Stated goal:
Find the lines holding the word "Search" and collect them.

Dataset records
··········

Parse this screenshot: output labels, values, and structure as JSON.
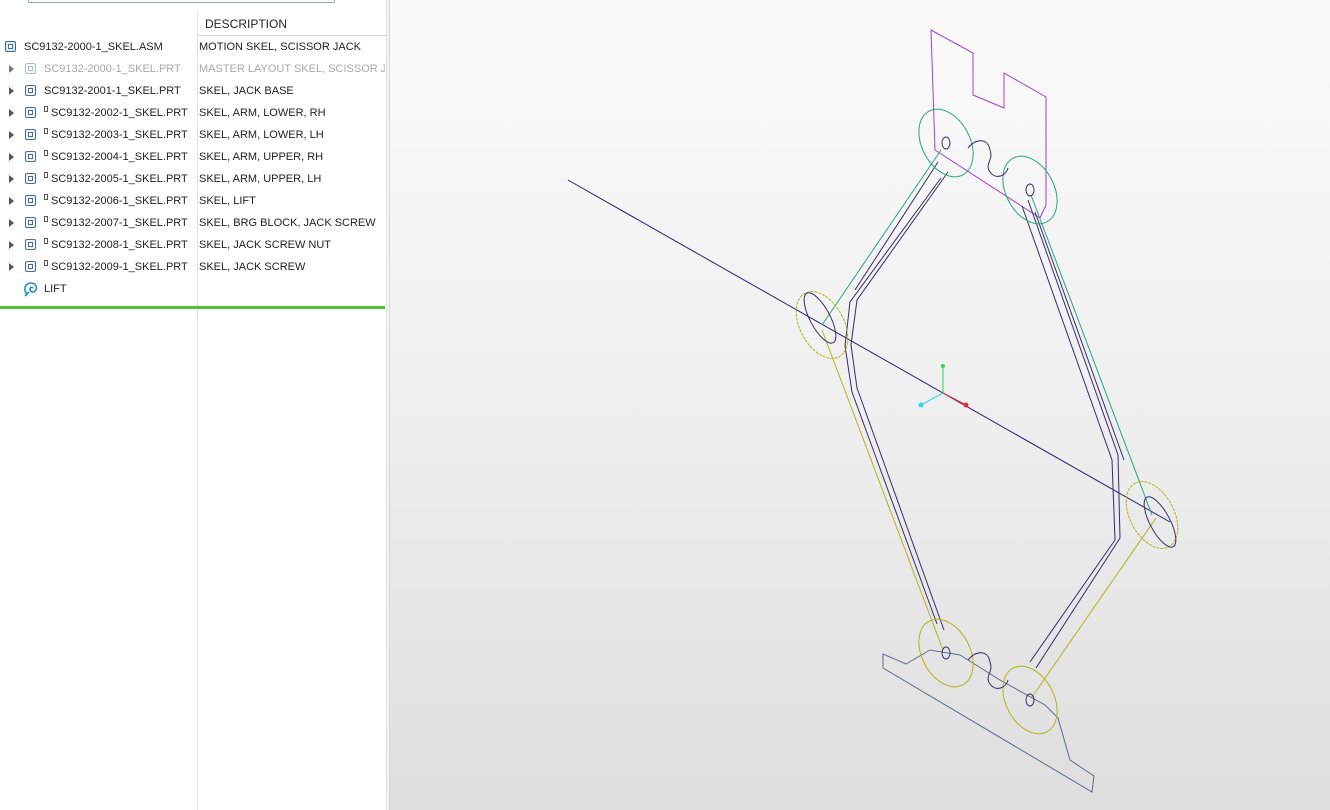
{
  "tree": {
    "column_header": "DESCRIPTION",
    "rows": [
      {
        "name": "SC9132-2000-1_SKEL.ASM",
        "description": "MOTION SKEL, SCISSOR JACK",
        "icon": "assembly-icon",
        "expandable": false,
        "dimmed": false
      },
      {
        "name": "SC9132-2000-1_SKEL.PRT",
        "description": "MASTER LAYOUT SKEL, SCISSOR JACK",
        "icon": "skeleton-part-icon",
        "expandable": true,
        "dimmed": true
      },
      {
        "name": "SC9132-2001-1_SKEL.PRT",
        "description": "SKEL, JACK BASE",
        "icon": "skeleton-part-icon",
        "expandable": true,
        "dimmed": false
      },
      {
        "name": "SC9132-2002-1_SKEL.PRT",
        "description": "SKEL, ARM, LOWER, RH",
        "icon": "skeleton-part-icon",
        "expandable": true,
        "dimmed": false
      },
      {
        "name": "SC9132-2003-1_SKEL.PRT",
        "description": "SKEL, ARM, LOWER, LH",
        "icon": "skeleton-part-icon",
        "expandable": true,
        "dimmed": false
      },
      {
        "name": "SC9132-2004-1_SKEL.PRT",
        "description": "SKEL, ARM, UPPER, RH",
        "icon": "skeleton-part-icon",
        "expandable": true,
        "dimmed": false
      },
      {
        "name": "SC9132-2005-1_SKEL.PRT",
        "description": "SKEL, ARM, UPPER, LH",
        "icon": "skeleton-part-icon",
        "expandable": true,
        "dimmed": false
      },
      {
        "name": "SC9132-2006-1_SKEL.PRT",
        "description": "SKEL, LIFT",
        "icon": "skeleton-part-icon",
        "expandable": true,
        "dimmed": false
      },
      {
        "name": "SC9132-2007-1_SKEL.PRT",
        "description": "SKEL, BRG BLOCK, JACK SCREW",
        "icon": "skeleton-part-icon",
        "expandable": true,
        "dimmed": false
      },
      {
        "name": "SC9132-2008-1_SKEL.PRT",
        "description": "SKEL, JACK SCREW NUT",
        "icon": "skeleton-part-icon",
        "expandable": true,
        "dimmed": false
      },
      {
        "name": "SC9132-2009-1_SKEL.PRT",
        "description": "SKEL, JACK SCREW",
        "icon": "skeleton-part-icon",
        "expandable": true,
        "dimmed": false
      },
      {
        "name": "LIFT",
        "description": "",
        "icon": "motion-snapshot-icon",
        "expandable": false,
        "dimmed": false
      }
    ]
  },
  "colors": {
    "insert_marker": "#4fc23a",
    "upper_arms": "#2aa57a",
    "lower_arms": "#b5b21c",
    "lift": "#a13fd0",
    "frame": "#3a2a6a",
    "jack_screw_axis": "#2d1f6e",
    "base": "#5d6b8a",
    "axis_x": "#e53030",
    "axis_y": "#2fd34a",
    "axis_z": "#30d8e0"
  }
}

··········

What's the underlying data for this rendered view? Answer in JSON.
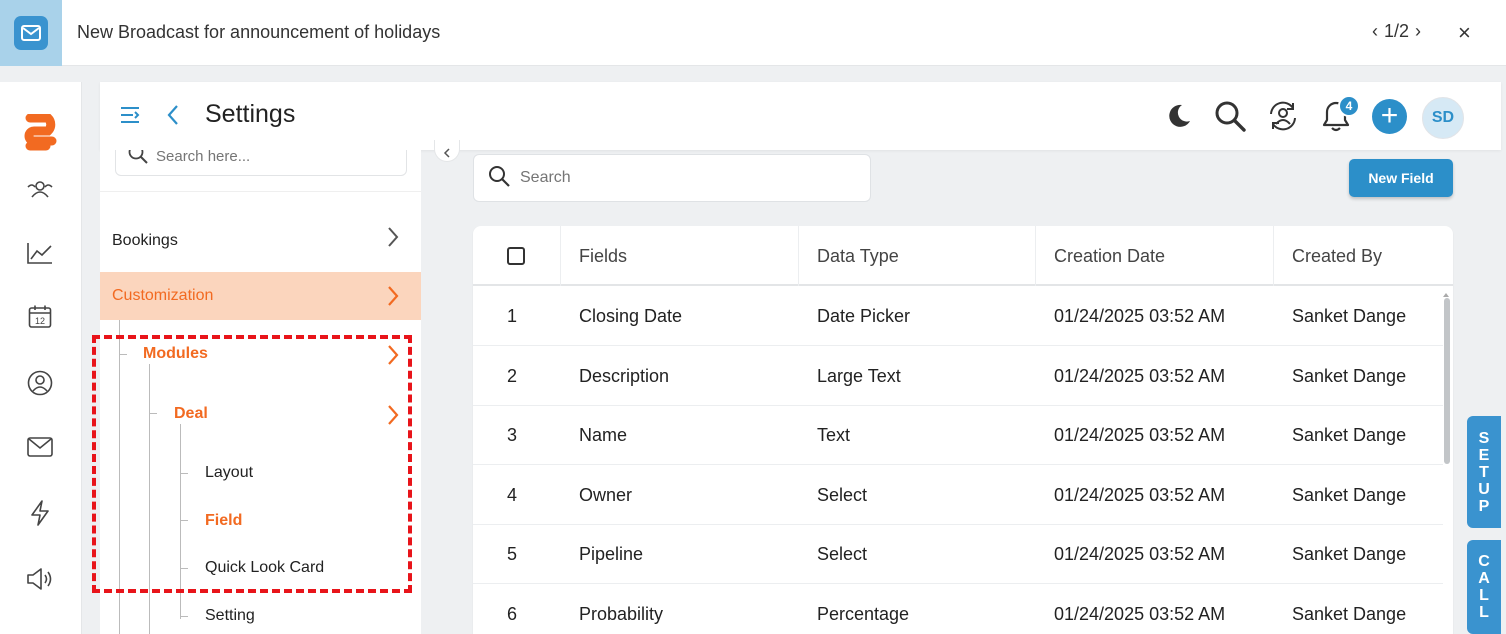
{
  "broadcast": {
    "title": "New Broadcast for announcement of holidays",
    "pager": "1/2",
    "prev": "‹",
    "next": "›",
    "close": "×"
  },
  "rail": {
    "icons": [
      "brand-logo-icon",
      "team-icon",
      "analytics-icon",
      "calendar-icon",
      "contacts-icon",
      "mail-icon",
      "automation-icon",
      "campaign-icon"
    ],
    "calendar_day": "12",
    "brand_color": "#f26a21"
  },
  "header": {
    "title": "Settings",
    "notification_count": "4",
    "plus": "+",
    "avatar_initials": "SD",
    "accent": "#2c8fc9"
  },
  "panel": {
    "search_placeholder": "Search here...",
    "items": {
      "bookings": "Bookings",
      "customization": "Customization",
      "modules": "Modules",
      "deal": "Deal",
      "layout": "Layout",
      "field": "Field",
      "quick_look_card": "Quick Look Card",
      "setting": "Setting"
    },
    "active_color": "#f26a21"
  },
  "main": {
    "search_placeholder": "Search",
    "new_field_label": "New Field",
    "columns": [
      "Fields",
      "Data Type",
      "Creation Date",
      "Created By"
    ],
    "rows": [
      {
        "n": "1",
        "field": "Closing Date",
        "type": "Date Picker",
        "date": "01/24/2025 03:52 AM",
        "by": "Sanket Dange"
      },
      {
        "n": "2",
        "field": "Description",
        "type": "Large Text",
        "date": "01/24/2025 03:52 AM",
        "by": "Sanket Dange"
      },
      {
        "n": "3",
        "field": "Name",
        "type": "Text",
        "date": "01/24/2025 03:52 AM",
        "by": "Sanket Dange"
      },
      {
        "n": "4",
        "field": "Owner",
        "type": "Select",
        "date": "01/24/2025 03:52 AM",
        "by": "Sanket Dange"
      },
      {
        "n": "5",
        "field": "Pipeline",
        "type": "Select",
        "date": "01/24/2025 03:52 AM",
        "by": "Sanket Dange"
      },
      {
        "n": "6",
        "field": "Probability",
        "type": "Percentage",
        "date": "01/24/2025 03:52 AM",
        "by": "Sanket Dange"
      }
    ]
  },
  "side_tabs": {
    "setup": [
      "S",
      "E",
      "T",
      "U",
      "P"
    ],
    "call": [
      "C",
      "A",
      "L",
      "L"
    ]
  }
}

··········

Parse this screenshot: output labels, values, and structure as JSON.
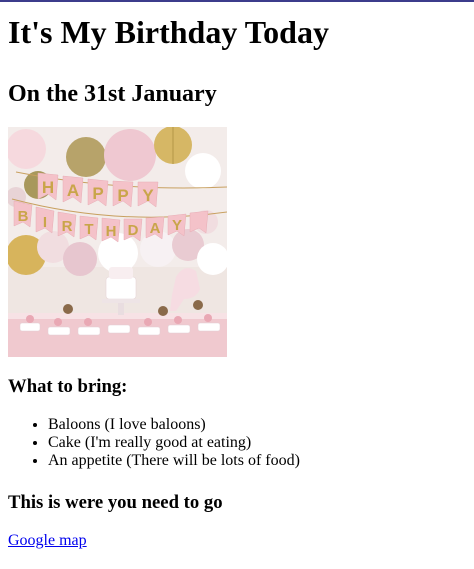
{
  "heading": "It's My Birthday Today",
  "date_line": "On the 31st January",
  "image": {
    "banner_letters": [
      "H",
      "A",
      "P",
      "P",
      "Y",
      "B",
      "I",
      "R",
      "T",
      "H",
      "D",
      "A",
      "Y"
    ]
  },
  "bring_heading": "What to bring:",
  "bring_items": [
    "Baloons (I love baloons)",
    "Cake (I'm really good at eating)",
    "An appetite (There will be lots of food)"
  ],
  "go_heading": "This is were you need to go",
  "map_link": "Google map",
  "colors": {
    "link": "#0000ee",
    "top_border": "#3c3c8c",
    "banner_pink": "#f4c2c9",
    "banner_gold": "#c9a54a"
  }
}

··········

Answer:
    "search_placeholder": "Search here...",
    "search_placeholder": "Search",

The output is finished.